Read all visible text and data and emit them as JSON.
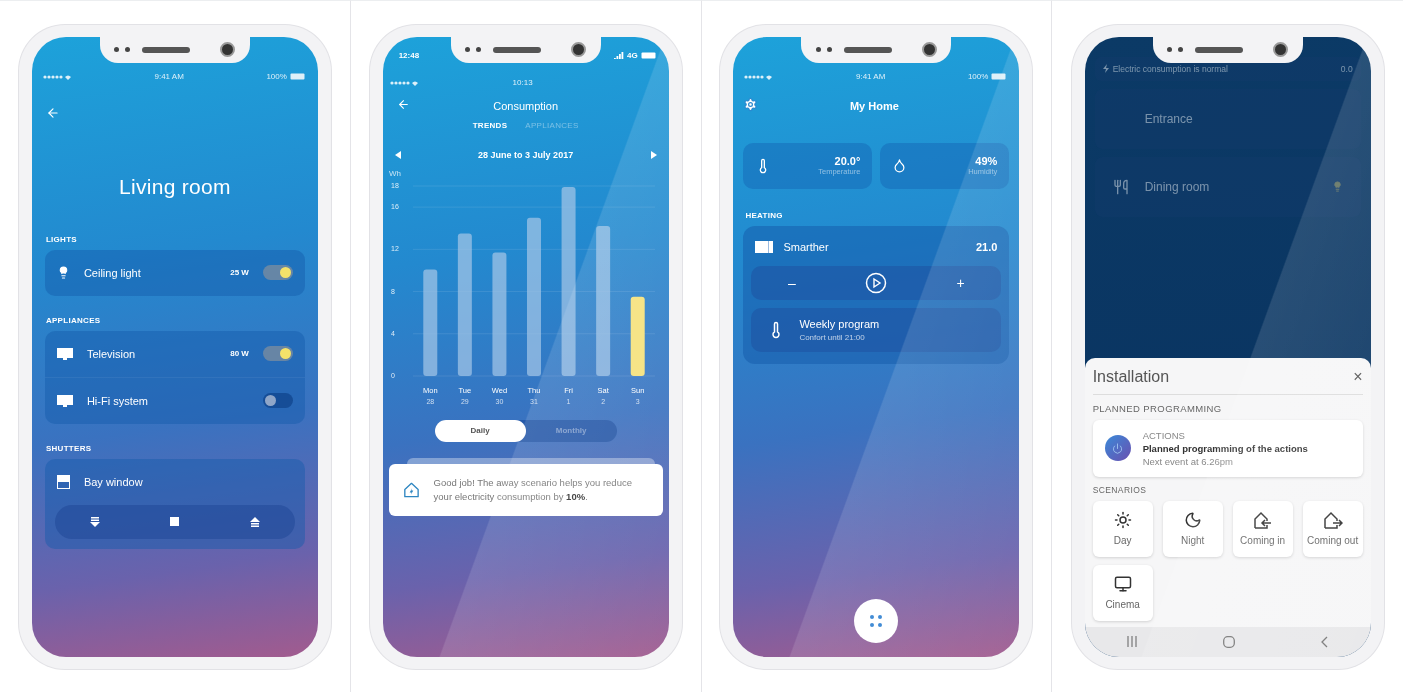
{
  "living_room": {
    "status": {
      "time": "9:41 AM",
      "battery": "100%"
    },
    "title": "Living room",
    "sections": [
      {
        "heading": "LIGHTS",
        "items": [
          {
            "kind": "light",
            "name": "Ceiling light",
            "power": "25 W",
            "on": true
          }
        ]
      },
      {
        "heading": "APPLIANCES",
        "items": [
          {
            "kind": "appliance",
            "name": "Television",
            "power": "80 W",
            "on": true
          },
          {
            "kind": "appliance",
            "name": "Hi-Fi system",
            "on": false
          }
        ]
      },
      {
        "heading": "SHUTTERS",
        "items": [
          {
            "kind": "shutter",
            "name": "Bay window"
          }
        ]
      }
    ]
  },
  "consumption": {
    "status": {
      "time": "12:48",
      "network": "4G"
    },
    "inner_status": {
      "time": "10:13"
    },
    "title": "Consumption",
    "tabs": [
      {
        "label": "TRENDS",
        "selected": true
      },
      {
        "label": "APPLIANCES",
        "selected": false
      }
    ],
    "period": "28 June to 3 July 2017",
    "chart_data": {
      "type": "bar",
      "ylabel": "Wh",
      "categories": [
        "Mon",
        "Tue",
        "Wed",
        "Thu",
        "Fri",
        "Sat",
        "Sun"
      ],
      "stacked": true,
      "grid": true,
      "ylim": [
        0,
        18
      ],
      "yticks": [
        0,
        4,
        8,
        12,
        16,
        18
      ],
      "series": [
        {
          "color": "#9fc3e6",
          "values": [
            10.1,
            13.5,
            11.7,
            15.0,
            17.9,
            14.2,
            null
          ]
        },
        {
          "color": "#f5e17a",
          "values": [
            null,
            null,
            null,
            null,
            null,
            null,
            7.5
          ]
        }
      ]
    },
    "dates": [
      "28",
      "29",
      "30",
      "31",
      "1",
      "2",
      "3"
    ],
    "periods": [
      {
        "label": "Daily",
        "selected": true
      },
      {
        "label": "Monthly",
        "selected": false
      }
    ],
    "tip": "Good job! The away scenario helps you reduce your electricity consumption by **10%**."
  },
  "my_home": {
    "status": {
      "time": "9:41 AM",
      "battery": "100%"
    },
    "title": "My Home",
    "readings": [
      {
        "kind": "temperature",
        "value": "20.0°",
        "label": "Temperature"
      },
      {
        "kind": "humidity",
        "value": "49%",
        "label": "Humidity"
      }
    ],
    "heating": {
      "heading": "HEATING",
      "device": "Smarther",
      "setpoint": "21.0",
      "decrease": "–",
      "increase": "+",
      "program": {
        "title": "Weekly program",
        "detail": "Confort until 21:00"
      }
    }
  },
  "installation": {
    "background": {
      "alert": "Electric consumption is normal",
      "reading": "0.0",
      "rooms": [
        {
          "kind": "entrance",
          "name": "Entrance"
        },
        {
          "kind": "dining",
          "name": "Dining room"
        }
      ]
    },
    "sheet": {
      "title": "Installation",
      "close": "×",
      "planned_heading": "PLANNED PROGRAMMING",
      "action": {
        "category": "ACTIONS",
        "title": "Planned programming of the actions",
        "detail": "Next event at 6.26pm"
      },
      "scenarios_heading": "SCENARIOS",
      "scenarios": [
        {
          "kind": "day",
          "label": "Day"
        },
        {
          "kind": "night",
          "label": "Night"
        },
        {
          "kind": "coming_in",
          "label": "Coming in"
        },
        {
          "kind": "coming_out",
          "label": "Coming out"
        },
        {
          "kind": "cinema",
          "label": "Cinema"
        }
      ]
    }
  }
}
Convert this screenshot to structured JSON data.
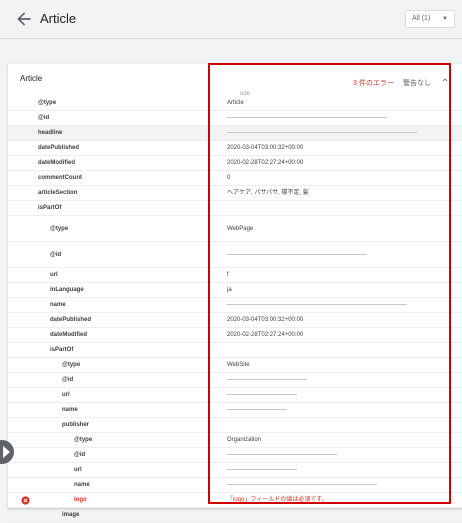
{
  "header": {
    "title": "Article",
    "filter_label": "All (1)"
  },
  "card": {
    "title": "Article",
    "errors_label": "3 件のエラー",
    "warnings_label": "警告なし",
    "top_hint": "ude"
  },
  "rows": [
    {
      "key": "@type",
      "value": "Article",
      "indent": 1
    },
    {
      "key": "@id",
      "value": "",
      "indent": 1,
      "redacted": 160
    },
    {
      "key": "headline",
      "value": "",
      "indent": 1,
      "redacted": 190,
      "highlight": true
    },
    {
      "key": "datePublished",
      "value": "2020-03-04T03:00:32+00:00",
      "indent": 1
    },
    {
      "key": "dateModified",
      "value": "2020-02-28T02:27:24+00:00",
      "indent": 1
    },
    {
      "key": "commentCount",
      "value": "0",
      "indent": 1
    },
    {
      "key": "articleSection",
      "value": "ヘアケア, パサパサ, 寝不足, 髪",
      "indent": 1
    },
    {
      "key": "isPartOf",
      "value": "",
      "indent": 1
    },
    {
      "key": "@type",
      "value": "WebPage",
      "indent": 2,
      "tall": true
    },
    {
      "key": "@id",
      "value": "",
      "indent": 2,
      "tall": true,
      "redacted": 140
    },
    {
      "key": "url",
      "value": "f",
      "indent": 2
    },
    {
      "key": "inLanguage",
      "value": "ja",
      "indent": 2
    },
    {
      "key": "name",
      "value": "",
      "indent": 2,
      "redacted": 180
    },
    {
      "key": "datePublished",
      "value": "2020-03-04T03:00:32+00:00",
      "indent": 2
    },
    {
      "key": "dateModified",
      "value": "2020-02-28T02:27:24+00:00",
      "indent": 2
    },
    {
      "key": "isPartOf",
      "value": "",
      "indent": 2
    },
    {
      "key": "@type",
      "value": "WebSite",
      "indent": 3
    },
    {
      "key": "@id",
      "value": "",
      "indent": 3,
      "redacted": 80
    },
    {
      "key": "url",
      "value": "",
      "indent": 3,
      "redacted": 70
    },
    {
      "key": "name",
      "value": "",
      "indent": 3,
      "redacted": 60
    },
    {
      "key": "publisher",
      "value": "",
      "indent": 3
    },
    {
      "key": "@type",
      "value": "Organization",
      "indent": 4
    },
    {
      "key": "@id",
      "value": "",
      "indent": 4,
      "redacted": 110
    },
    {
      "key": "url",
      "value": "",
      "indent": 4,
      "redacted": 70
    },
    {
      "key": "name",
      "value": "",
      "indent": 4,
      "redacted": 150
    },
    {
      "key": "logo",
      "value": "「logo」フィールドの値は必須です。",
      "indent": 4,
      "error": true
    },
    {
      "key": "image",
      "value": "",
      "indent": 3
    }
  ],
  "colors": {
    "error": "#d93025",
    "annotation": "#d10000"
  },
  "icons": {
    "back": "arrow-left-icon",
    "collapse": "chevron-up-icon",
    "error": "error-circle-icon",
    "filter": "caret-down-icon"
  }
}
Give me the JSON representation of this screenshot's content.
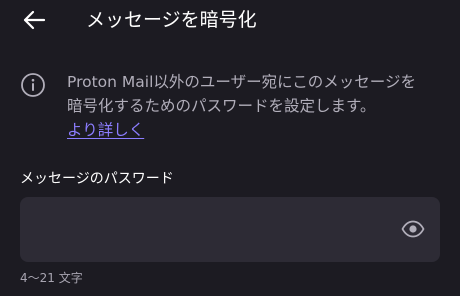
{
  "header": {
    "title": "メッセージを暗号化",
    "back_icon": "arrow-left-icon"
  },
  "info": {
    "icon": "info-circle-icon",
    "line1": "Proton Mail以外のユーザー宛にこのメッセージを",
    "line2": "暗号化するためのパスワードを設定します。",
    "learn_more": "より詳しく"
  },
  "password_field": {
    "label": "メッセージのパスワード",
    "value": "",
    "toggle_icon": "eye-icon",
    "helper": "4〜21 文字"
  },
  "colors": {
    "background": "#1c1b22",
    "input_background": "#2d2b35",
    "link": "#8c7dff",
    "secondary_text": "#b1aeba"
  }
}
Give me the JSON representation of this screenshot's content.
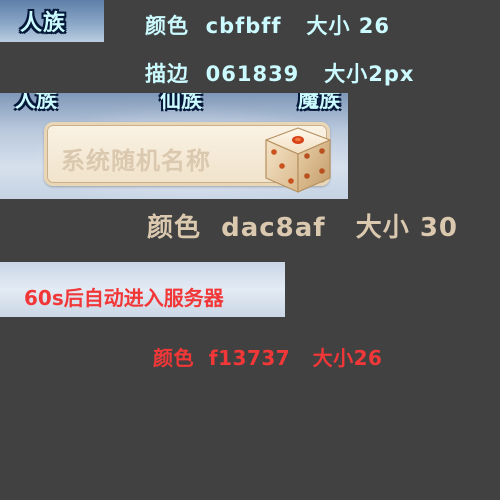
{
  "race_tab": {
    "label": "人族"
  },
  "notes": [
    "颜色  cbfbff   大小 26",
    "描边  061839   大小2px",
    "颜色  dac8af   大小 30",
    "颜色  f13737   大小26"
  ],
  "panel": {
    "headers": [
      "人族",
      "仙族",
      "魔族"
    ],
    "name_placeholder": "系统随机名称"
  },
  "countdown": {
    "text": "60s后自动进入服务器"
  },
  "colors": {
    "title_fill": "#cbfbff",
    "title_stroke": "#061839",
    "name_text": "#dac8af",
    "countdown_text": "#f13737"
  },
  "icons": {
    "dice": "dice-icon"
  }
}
● ● ● ● ● ● ●
[WHAT TO PRODUCE] Pull out every line containing "JSON".

[WRITTEN SOLUTION]
Read all visible text and data and emit them as JSON.
Convert this screenshot to structured JSON data.
Give me the JSON representation of this screenshot's content.
Give me the JSON representation of this screenshot's content.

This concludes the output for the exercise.